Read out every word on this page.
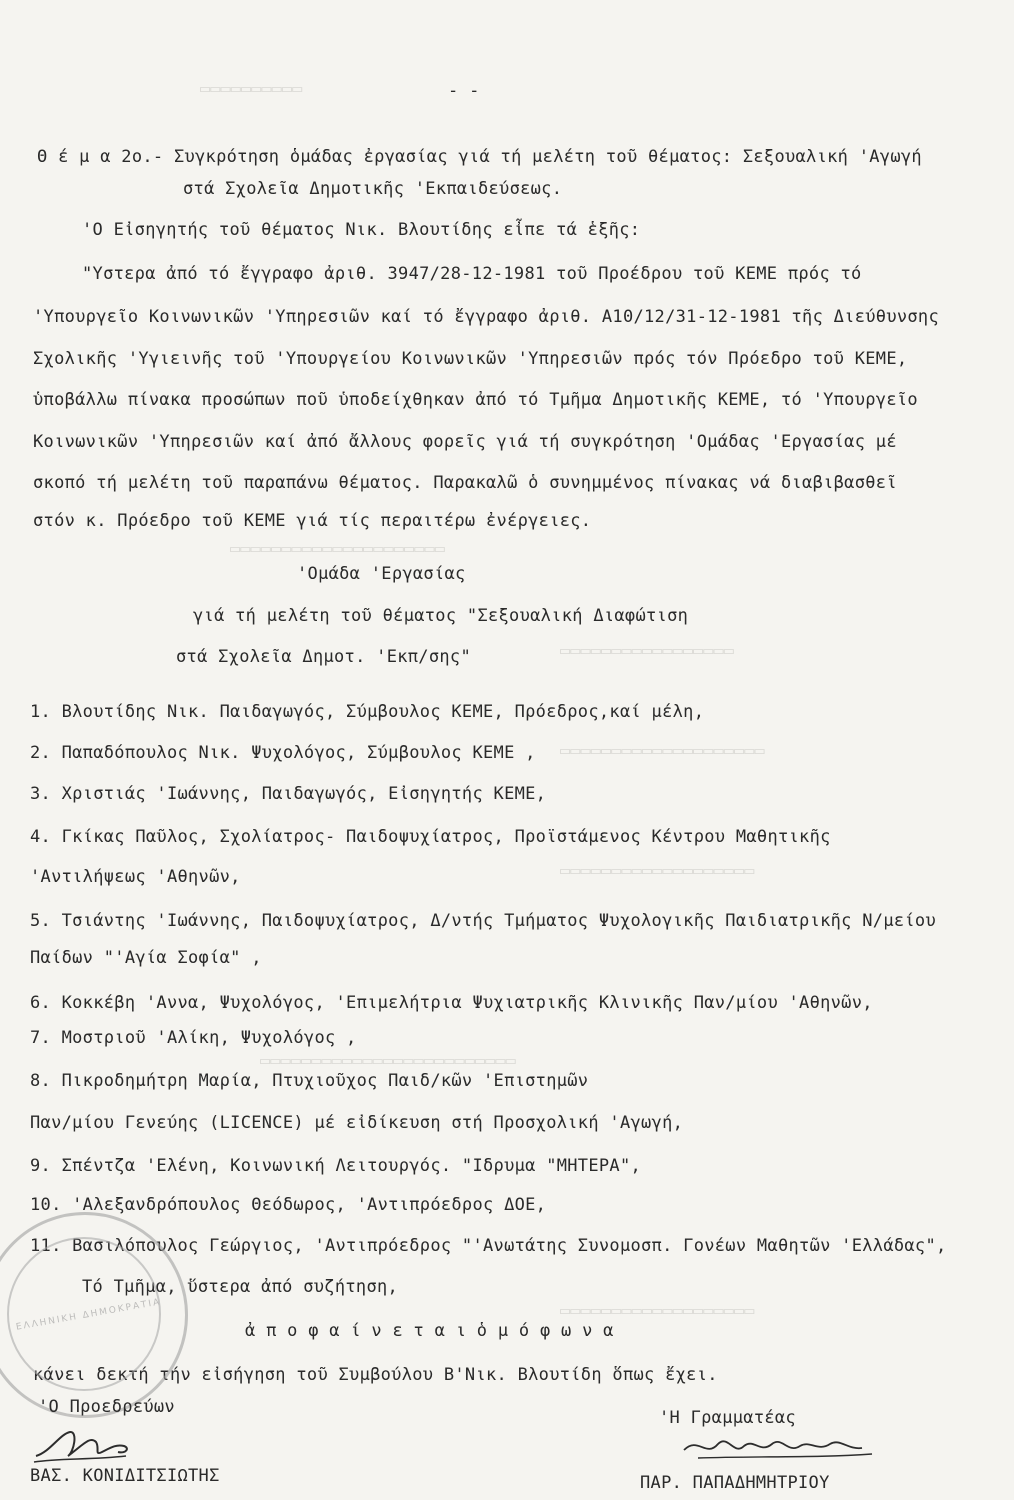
▭▭▭▭▭▭▭▭▭▭
▭▭▭▭▭▭▭▭▭▭▭▭▭▭▭▭▭▭▭▭▭
▭▭▭▭▭▭▭▭▭▭▭▭▭▭▭▭▭
▭▭▭▭▭▭▭▭▭▭▭▭▭▭▭▭▭▭▭▭
▭▭▭▭▭▭▭▭▭▭▭▭▭▭▭▭▭▭▭
▭▭▭▭▭▭▭▭▭▭▭▭▭▭▭▭▭▭▭▭▭▭▭▭▭
▭▭▭▭▭▭▭▭▭▭▭▭▭▭▭▭▭▭▭
- -
Θ έ μ α 2ο.- Συγκρότηση ὁμάδας ἐργασίας γιά τή μελέτη τοῦ θέματος: Σεξουαλική 'Αγωγή
στά Σχολεῖα Δημοτικῆς 'Εκπαιδεύσεως.
'Ο Εἰσηγητής τοῦ θέματος Νικ. Βλουτίδης εἶπε τά ἑξῆς:
"Υστερα ἀπό τό ἔγγραφο ἀριθ. 3947/28-12-1981 τοῦ Προέδρου τοῦ ΚΕΜΕ πρός τό
'Υπουργεῖο Κοινωνικῶν 'Υπηρεσιῶν καί τό ἔγγραφο ἀριθ. Α10/12/31-12-1981 τῆς Διεύθυνσης
Σχολικῆς 'Υγιεινῆς τοῦ 'Υπουργείου Κοινωνικῶν 'Υπηρεσιῶν πρός τόν Πρόεδρο τοῦ ΚΕΜΕ,
ὑποβάλλω πίνακα προσώπων ποῦ ὑποδείχθηκαν ἀπό τό Τμῆμα Δημοτικῆς ΚΕΜΕ, τό 'Υπουργεῖο
Κοινωνικῶν 'Υπηρεσιῶν καί ἀπό ἄλλους φορεῖς γιά τή συγκρότηση 'Ομάδας 'Εργασίας μέ
σκοπό τή μελέτη τοῦ παραπάνω θέματος. Παρακαλῶ ὁ συνημμένος πίνακας νά διαβιβασθεῖ
στόν κ. Πρόεδρο τοῦ ΚΕΜΕ γιά τίς περαιτέρω ἐνέργειες.
'Ομάδα 'Εργασίας
γιά τή μελέτη τοῦ θέματος "Σεξουαλική Διαφώτιση
στά Σχολεῖα Δημοτ. 'Εκπ/σης"
1. Βλουτίδης Νικ. Παιδαγωγός, Σύμβουλος ΚΕΜΕ, Πρόεδρος,καί μέλη,
2. Παπαδόπουλος Νικ. Ψυχολόγος, Σύμβουλος ΚΕΜΕ ,
3. Χριστιάς 'Ιωάννης, Παιδαγωγός, Εἰσηγητής ΚΕΜΕ,
4. Γκίκας Παῦλος, Σχολίατρος- Παιδοψυχίατρος, Προϊστάμενος Κέντρου Μαθητικῆς
'Αντιλήψεως 'Αθηνῶν,
5. Τσιάντης 'Ιωάννης, Παιδοψυχίατρος, Δ/ντής Τμήματος Ψυχολογικῆς Παιδιατρικῆς Ν/μείου
Παίδων "'Αγία Σοφία" ,
6. Κοκκέβη 'Αννα, Ψυχολόγος, 'Επιμελήτρια Ψυχιατρικῆς Κλινικῆς Παν/μίου 'Αθηνῶν,
7. Μοστριοῦ 'Αλίκη, Ψυχολόγος ,
8. Πικροδημήτρη Μαρία, Πτυχιοῦχος Παιδ/κῶν 'Επιστημῶν
Παν/μίου Γενεύης (LICENCE) μέ εἰδίκευση στή Προσχολική 'Αγωγή,
9. Σπέντζα 'Ελένη, Κοινωνική Λειτουργός. "Ιδρυμα "ΜΗΤΕΡΑ",
10. 'Αλεξανδρόπουλος Θεόδωρος, 'Αντιπρόεδρος ΔΟΕ,
11. Βασιλόπουλος Γεώργιος, 'Αντιπρόεδρος "'Ανωτάτης Συνομοσπ. Γονέων Μαθητῶν 'Ελλάδας",
Τό Τμῆμα, ὕστερα ἀπό συζήτηση,
ἀ π ο φ α ί ν ε τ α ι ὁ μ ό φ ω ν α
κάνει δεκτή τήν εἰσήγηση τοῦ Συμβούλου Β'Νικ. Βλουτίδη ὅπως ἔχει.
ΕΛΛΗΝΙΚΗ ΔΗΜΟΚΡΑΤΙΑ
'Ο Προεδρεύων
ΒΑΣ. ΚΟΝΙΔΙΤΣΙΩΤΗΣ
'Η Γραμματέας
ΠΑΡ. ΠΑΠΑΔΗΜΗΤΡΙΟΥ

• _Stated task_:
Copy the listing in full and without alteration, omitting every picture.

• _The completed task_:
Read out every word on this page.
▭▭▭▭▭▭▭▭▭▭
▭▭▭▭▭▭▭▭▭▭▭▭▭▭▭▭▭▭▭▭▭
▭▭▭▭▭▭▭▭▭▭▭▭▭▭▭▭▭
▭▭▭▭▭▭▭▭▭▭▭▭▭▭▭▭▭▭▭▭
▭▭▭▭▭▭▭▭▭▭▭▭▭▭▭▭▭▭▭
▭▭▭▭▭▭▭▭▭▭▭▭▭▭▭▭▭▭▭▭▭▭▭▭▭
▭▭▭▭▭▭▭▭▭▭▭▭▭▭▭▭▭▭▭
- -
Θ έ μ α 2ο.- Συγκρότηση ὁμάδας ἐργασίας γιά τή μελέτη τοῦ θέματος: Σεξουαλική 'Αγωγή
στά Σχολεῖα Δημοτικῆς 'Εκπαιδεύσεως.
'Ο Εἰσηγητής τοῦ θέματος Νικ. Βλουτίδης εἶπε τά ἑξῆς:
"Υστερα ἀπό τό ἔγγραφο ἀριθ. 3947/28-12-1981 τοῦ Προέδρου τοῦ ΚΕΜΕ πρός τό
'Υπουργεῖο Κοινωνικῶν 'Υπηρεσιῶν καί τό ἔγγραφο ἀριθ. Α10/12/31-12-1981 τῆς Διεύθυνσης
Σχολικῆς 'Υγιεινῆς τοῦ 'Υπουργείου Κοινωνικῶν 'Υπηρεσιῶν πρός τόν Πρόεδρο τοῦ ΚΕΜΕ,
ὑποβάλλω πίνακα προσώπων ποῦ ὑποδείχθηκαν ἀπό τό Τμῆμα Δημοτικῆς ΚΕΜΕ, τό 'Υπουργεῖο
Κοινωνικῶν 'Υπηρεσιῶν καί ἀπό ἄλλους φορεῖς γιά τή συγκρότηση 'Ομάδας 'Εργασίας μέ
σκοπό τή μελέτη τοῦ παραπάνω θέματος. Παρακαλῶ ὁ συνημμένος πίνακας νά διαβιβασθεῖ
στόν κ. Πρόεδρο τοῦ ΚΕΜΕ γιά τίς περαιτέρω ἐνέργειες.
'Ομάδα 'Εργασίας
γιά τή μελέτη τοῦ θέματος "Σεξουαλική Διαφώτιση
στά Σχολεῖα Δημοτ. 'Εκπ/σης"
1. Βλουτίδης Νικ. Παιδαγωγός, Σύμβουλος ΚΕΜΕ, Πρόεδρος,καί μέλη,
2. Παπαδόπουλος Νικ. Ψυχολόγος, Σύμβουλος ΚΕΜΕ ,
3. Χριστιάς 'Ιωάννης, Παιδαγωγός, Εἰσηγητής ΚΕΜΕ,
4. Γκίκας Παῦλος, Σχολίατρος- Παιδοψυχίατρος, Προϊστάμενος Κέντρου Μαθητικῆς
'Αντιλήψεως 'Αθηνῶν,
5. Τσιάντης 'Ιωάννης, Παιδοψυχίατρος, Δ/ντής Τμήματος Ψυχολογικῆς Παιδιατρικῆς Ν/μείου
Παίδων "'Αγία Σοφία" ,
6. Κοκκέβη 'Αννα, Ψυχολόγος, 'Επιμελήτρια Ψυχιατρικῆς Κλινικῆς Παν/μίου 'Αθηνῶν,
7. Μοστριοῦ 'Αλίκη, Ψυχολόγος ,
8. Πικροδημήτρη Μαρία, Πτυχιοῦχος Παιδ/κῶν 'Επιστημῶν
Παν/μίου Γενεύης (LICENCE) μέ εἰδίκευση στή Προσχολική 'Αγωγή,
9. Σπέντζα 'Ελένη, Κοινωνική Λειτουργός. "Ιδρυμα "ΜΗΤΕΡΑ",
10. 'Αλεξανδρόπουλος Θεόδωρος, 'Αντιπρόεδρος ΔΟΕ,
11. Βασιλόπουλος Γεώργιος, 'Αντιπρόεδρος "'Ανωτάτης Συνομοσπ. Γονέων Μαθητῶν 'Ελλάδας",
Τό Τμῆμα, ὕστερα ἀπό συζήτηση,
ἀ π ο φ α ί ν ε τ α ι ὁ μ ό φ ω ν α
κάνει δεκτή τήν εἰσήγηση τοῦ Συμβούλου Β'Νικ. Βλουτίδη ὅπως ἔχει.
ΕΛΛΗΝΙΚΗ ΔΗΜΟΚΡΑΤΙΑ
'Ο Προεδρεύων
ΒΑΣ. ΚΟΝΙΔΙΤΣΙΩΤΗΣ
'Η Γραμματέας
ΠΑΡ. ΠΑΠΑΔΗΜΗΤΡΙΟΥ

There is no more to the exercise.